Data for the task:
▼▼▼
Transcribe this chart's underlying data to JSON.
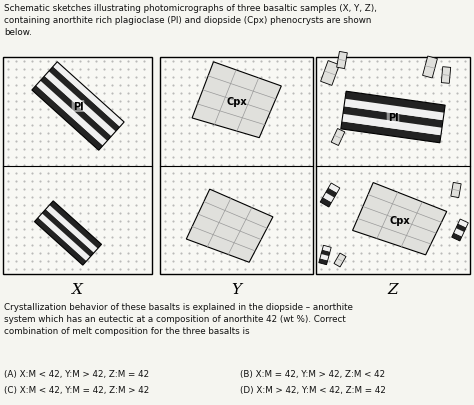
{
  "title_text": "Schematic sketches illustrating photomicrographs of three basaltic samples (X, Y, Z),\ncontaining anorthite rich plagioclase (Pl) and diopside (Cpx) phenocrysts are shown\nbelow.",
  "body_text": "Crystallization behavior of these basalts is explained in the diopside – anorthite\nsystem which has an eutectic at a composition of anorthite 42 (wt %). Correct\ncombination of melt composition for the three basalts is",
  "option_A": "(A) X:M < 42, Y:M > 42, Z:M = 42",
  "option_B": "(B) X:M = 42, Y:M > 42, Z:M < 42",
  "option_C": "(C) X:M < 42, Y:M = 42, Z:M > 42",
  "option_D": "(D) X:M > 42, Y:M < 42, Z:M = 42",
  "bg_color": "#f5f5f0",
  "dot_color": "#888888",
  "box_bg": "#f8f8f4",
  "stripe_dark": "#222222",
  "stripe_mid": "#777777",
  "stripe_light": "#f0f0f0",
  "cpx_fill": "#e0e0dc",
  "cpx_grid": "#999999",
  "text_color": "#111111"
}
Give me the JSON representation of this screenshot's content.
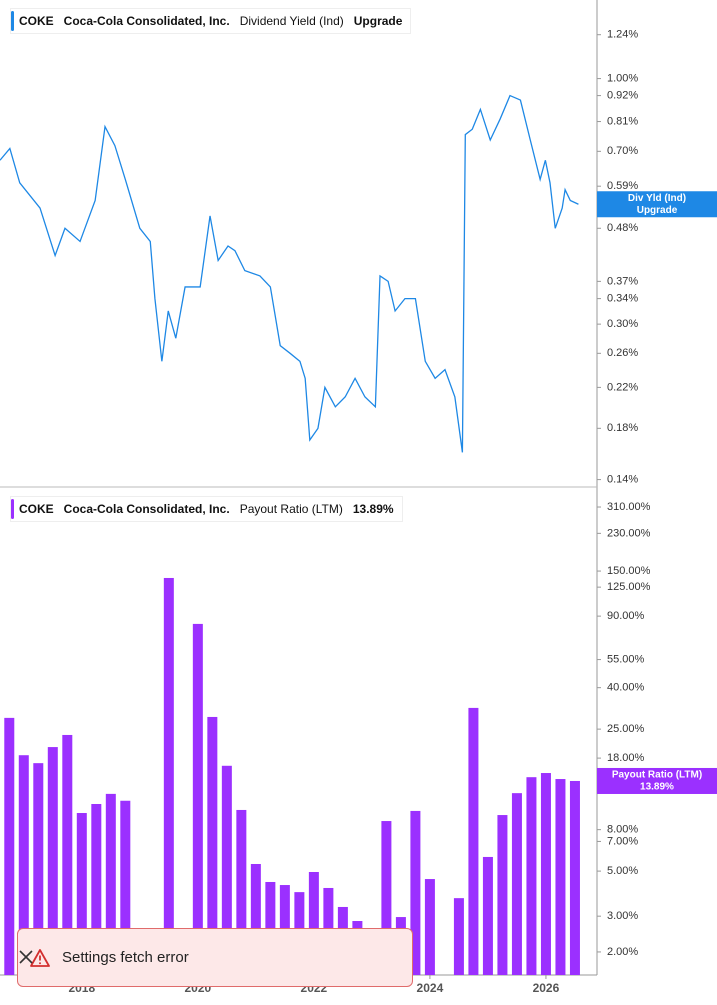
{
  "chart_data": [
    {
      "type": "line",
      "log_scale": true,
      "legend": {
        "ticker": "COKE",
        "company": "Coca-Cola Consolidated, Inc.",
        "metric": "Dividend Yield (Ind)",
        "status": "Upgrade"
      },
      "x": [
        2016.59,
        2016.76,
        2016.93,
        2017.28,
        2017.54,
        2017.71,
        2017.97,
        2018.23,
        2018.4,
        2018.57,
        2018.75,
        2019.0,
        2019.18,
        2019.26,
        2019.38,
        2019.49,
        2019.62,
        2019.78,
        2020.04,
        2020.21,
        2020.35,
        2020.52,
        2020.64,
        2020.81,
        2021.07,
        2021.25,
        2021.42,
        2021.59,
        2021.76,
        2021.85,
        2021.93,
        2022.07,
        2022.19,
        2022.37,
        2022.54,
        2022.71,
        2022.88,
        2023.06,
        2023.14,
        2023.28,
        2023.4,
        2023.57,
        2023.75,
        2023.92,
        2024.09,
        2024.26,
        2024.43,
        2024.56,
        2024.61,
        2024.73,
        2024.87,
        2025.04,
        2025.21,
        2025.38,
        2025.56,
        2025.73,
        2025.9,
        2025.99,
        2026.07,
        2026.16,
        2026.28,
        2026.33,
        2026.42,
        2026.56
      ],
      "series": [
        {
          "name": "Div Yld (Ind)",
          "color": "#1e88e5",
          "values": [
            0.67,
            0.71,
            0.6,
            0.53,
            0.42,
            0.48,
            0.45,
            0.55,
            0.79,
            0.72,
            0.61,
            0.48,
            0.45,
            0.34,
            0.25,
            0.32,
            0.28,
            0.36,
            0.36,
            0.51,
            0.41,
            0.44,
            0.43,
            0.39,
            0.38,
            0.36,
            0.27,
            0.26,
            0.25,
            0.23,
            0.17,
            0.18,
            0.22,
            0.2,
            0.21,
            0.23,
            0.21,
            0.2,
            0.38,
            0.37,
            0.32,
            0.34,
            0.34,
            0.25,
            0.23,
            0.24,
            0.21,
            0.16,
            0.76,
            0.78,
            0.86,
            0.74,
            0.82,
            0.92,
            0.9,
            0.74,
            0.61,
            0.67,
            0.6,
            0.48,
            0.53,
            0.58,
            0.55,
            0.54
          ]
        }
      ],
      "xlim": [
        2016.59,
        2026.88
      ],
      "ylim": [
        0.135,
        1.47
      ],
      "yticks": [
        {
          "value": 1.24,
          "label": "1.24%"
        },
        {
          "value": 1.0,
          "label": "1.00%"
        },
        {
          "value": 0.92,
          "label": "0.92%"
        },
        {
          "value": 0.81,
          "label": "0.81%"
        },
        {
          "value": 0.7,
          "label": "0.70%"
        },
        {
          "value": 0.59,
          "label": "0.59%"
        },
        {
          "value": 0.48,
          "label": "0.48%"
        },
        {
          "value": 0.37,
          "label": "0.37%"
        },
        {
          "value": 0.34,
          "label": "0.34%"
        },
        {
          "value": 0.3,
          "label": "0.30%"
        },
        {
          "value": 0.26,
          "label": "0.26%"
        },
        {
          "value": 0.22,
          "label": "0.22%"
        },
        {
          "value": 0.18,
          "label": "0.18%"
        },
        {
          "value": 0.14,
          "label": "0.14%"
        }
      ]
    },
    {
      "type": "bar",
      "log_scale": true,
      "legend": {
        "ticker": "COKE",
        "company": "Coca-Cola Consolidated, Inc.",
        "metric": "Payout Ratio (LTM)"
      },
      "last_value_label": "13.89%",
      "x": [
        2016.75,
        2017.0,
        2017.25,
        2017.5,
        2017.75,
        2018.0,
        2018.25,
        2018.5,
        2018.75,
        2019.0,
        2019.25,
        2019.5,
        2019.75,
        2020.0,
        2020.25,
        2020.5,
        2020.75,
        2021.0,
        2021.25,
        2021.5,
        2021.75,
        2022.0,
        2022.25,
        2022.5,
        2022.75,
        2023.0,
        2023.25,
        2023.5,
        2023.75,
        2024.0,
        2024.25,
        2024.5,
        2024.75,
        2025.0,
        2025.25,
        2025.5,
        2025.75,
        2026.0,
        2026.25,
        2026.5
      ],
      "series": [
        {
          "name": "Payout Ratio (LTM)",
          "color": "#9b30ff",
          "values": [
            28.4,
            18.6,
            17.0,
            20.4,
            23.4,
            9.66,
            10.7,
            12.0,
            11.1,
            null,
            null,
            138.7,
            null,
            82.4,
            28.7,
            16.5,
            10.0,
            5.42,
            4.42,
            4.27,
            3.94,
            4.95,
            4.13,
            3.33,
            2.84,
            null,
            8.82,
            2.97,
            9.89,
            4.57,
            null,
            3.68,
            31.8,
            5.87,
            9.44,
            12.1,
            14.5,
            15.2,
            14.2,
            13.89
          ]
        }
      ],
      "xlim": [
        2016.59,
        2026.88
      ],
      "xticks": [
        2018,
        2020,
        2022,
        2024,
        2026
      ],
      "ylim": [
        1.54,
        389
      ],
      "yticks": [
        {
          "value": 310,
          "label": "310.00%"
        },
        {
          "value": 230,
          "label": "230.00%"
        },
        {
          "value": 150,
          "label": "150.00%"
        },
        {
          "value": 125,
          "label": "125.00%"
        },
        {
          "value": 90,
          "label": "90.00%"
        },
        {
          "value": 55,
          "label": "55.00%"
        },
        {
          "value": 40,
          "label": "40.00%"
        },
        {
          "value": 25,
          "label": "25.00%"
        },
        {
          "value": 18,
          "label": "18.00%"
        },
        {
          "value": 8,
          "label": "8.00%"
        },
        {
          "value": 7,
          "label": "7.00%"
        },
        {
          "value": 5,
          "label": "5.00%"
        },
        {
          "value": 3,
          "label": "3.00%"
        },
        {
          "value": 2,
          "label": "2.00%"
        }
      ]
    }
  ],
  "toast": {
    "message": "Settings fetch error"
  }
}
▲▲▲
Challenge: Transcribe the entries above verbatim, omitting their pictures.

Result of this task:
Transcribe this chart's underlying data to JSON.
{
  "title_text": "Schematic sketches illustrating photomicrographs of three basaltic samples (X, Y, Z),\ncontaining anorthite rich plagioclase (Pl) and diopside (Cpx) phenocrysts are shown\nbelow.",
  "body_text": "Crystallization behavior of these basalts is explained in the diopside – anorthite\nsystem which has an eutectic at a composition of anorthite 42 (wt %). Correct\ncombination of melt composition for the three basalts is",
  "option_A": "(A) X:M < 42, Y:M > 42, Z:M = 42",
  "option_B": "(B) X:M = 42, Y:M > 42, Z:M < 42",
  "option_C": "(C) X:M < 42, Y:M = 42, Z:M > 42",
  "option_D": "(D) X:M > 42, Y:M < 42, Z:M = 42",
  "bg_color": "#f5f5f0",
  "dot_color": "#888888",
  "box_bg": "#f8f8f4",
  "stripe_dark": "#222222",
  "stripe_mid": "#777777",
  "stripe_light": "#f0f0f0",
  "cpx_fill": "#e0e0dc",
  "cpx_grid": "#999999",
  "text_color": "#111111"
}
Give me the JSON representation of this screenshot's content.
{
  "chart_data": [
    {
      "type": "line",
      "log_scale": true,
      "legend": {
        "ticker": "COKE",
        "company": "Coca-Cola Consolidated, Inc.",
        "metric": "Dividend Yield (Ind)",
        "status": "Upgrade"
      },
      "x": [
        2016.59,
        2016.76,
        2016.93,
        2017.28,
        2017.54,
        2017.71,
        2017.97,
        2018.23,
        2018.4,
        2018.57,
        2018.75,
        2019.0,
        2019.18,
        2019.26,
        2019.38,
        2019.49,
        2019.62,
        2019.78,
        2020.04,
        2020.21,
        2020.35,
        2020.52,
        2020.64,
        2020.81,
        2021.07,
        2021.25,
        2021.42,
        2021.59,
        2021.76,
        2021.85,
        2021.93,
        2022.07,
        2022.19,
        2022.37,
        2022.54,
        2022.71,
        2022.88,
        2023.06,
        2023.14,
        2023.28,
        2023.4,
        2023.57,
        2023.75,
        2023.92,
        2024.09,
        2024.26,
        2024.43,
        2024.56,
        2024.61,
        2024.73,
        2024.87,
        2025.04,
        2025.21,
        2025.38,
        2025.56,
        2025.73,
        2025.9,
        2025.99,
        2026.07,
        2026.16,
        2026.28,
        2026.33,
        2026.42,
        2026.56
      ],
      "series": [
        {
          "name": "Div Yld (Ind)",
          "color": "#1e88e5",
          "values": [
            0.67,
            0.71,
            0.6,
            0.53,
            0.42,
            0.48,
            0.45,
            0.55,
            0.79,
            0.72,
            0.61,
            0.48,
            0.45,
            0.34,
            0.25,
            0.32,
            0.28,
            0.36,
            0.36,
            0.51,
            0.41,
            0.44,
            0.43,
            0.39,
            0.38,
            0.36,
            0.27,
            0.26,
            0.25,
            0.23,
            0.17,
            0.18,
            0.22,
            0.2,
            0.21,
            0.23,
            0.21,
            0.2,
            0.38,
            0.37,
            0.32,
            0.34,
            0.34,
            0.25,
            0.23,
            0.24,
            0.21,
            0.16,
            0.76,
            0.78,
            0.86,
            0.74,
            0.82,
            0.92,
            0.9,
            0.74,
            0.61,
            0.67,
            0.6,
            0.48,
            0.53,
            0.58,
            0.55,
            0.54
          ]
        }
      ],
      "xlim": [
        2016.59,
        2026.88
      ],
      "ylim": [
        0.135,
        1.47
      ],
      "yticks": [
        {
          "value": 1.24,
          "label": "1.24%"
        },
        {
          "value": 1.0,
          "label": "1.00%"
        },
        {
          "value": 0.92,
          "label": "0.92%"
        },
        {
          "value": 0.81,
          "label": "0.81%"
        },
        {
          "value": 0.7,
          "label": "0.70%"
        },
        {
          "value": 0.59,
          "label": "0.59%"
        },
        {
          "value": 0.48,
          "label": "0.48%"
        },
        {
          "value": 0.37,
          "label": "0.37%"
        },
        {
          "value": 0.34,
          "label": "0.34%"
        },
        {
          "value": 0.3,
          "label": "0.30%"
        },
        {
          "value": 0.26,
          "label": "0.26%"
        },
        {
          "value": 0.22,
          "label": "0.22%"
        },
        {
          "value": 0.18,
          "label": "0.18%"
        },
        {
          "value": 0.14,
          "label": "0.14%"
        }
      ]
    },
    {
      "type": "bar",
      "log_scale": true,
      "legend": {
        "ticker": "COKE",
        "company": "Coca-Cola Consolidated, Inc.",
        "metric": "Payout Ratio (LTM)"
      },
      "last_value_label": "13.89%",
      "x": [
        2016.75,
        2017.0,
        2017.25,
        2017.5,
        2017.75,
        2018.0,
        2018.25,
        2018.5,
        2018.75,
        2019.0,
        2019.25,
        2019.5,
        2019.75,
        2020.0,
        2020.25,
        2020.5,
        2020.75,
        2021.0,
        2021.25,
        2021.5,
        2021.75,
        2022.0,
        2022.25,
        2022.5,
        2022.75,
        2023.0,
        2023.25,
        2023.5,
        2023.75,
        2024.0,
        2024.25,
        2024.5,
        2024.75,
        2025.0,
        2025.25,
        2025.5,
        2025.75,
        2026.0,
        2026.25,
        2026.5
      ],
      "series": [
        {
          "name": "Payout Ratio (LTM)",
          "color": "#9b30ff",
          "values": [
            28.4,
            18.6,
            17.0,
            20.4,
            23.4,
            9.66,
            10.7,
            12.0,
            11.1,
            null,
            null,
            138.7,
            null,
            82.4,
            28.7,
            16.5,
            10.0,
            5.42,
            4.42,
            4.27,
            3.94,
            4.95,
            4.13,
            3.33,
            2.84,
            null,
            8.82,
            2.97,
            9.89,
            4.57,
            null,
            3.68,
            31.8,
            5.87,
            9.44,
            12.1,
            14.5,
            15.2,
            14.2,
            13.89
          ]
        }
      ],
      "xlim": [
        2016.59,
        2026.88
      ],
      "xticks": [
        2018,
        2020,
        2022,
        2024,
        2026
      ],
      "ylim": [
        1.54,
        389
      ],
      "yticks": [
        {
          "value": 310,
          "label": "310.00%"
        },
        {
          "value": 230,
          "label": "230.00%"
        },
        {
          "value": 150,
          "label": "150.00%"
        },
        {
          "value": 125,
          "label": "125.00%"
        },
        {
          "value": 90,
          "label": "90.00%"
        },
        {
          "value": 55,
          "label": "55.00%"
        },
        {
          "value": 40,
          "label": "40.00%"
        },
        {
          "value": 25,
          "label": "25.00%"
        },
        {
          "value": 18,
          "label": "18.00%"
        },
        {
          "value": 8,
          "label": "8.00%"
        },
        {
          "value": 7,
          "label": "7.00%"
        },
        {
          "value": 5,
          "label": "5.00%"
        },
        {
          "value": 3,
          "label": "3.00%"
        },
        {
          "value": 2,
          "label": "2.00%"
        }
      ]
    }
  ],
  "toast": {
    "message": "Settings fetch error"
  }
}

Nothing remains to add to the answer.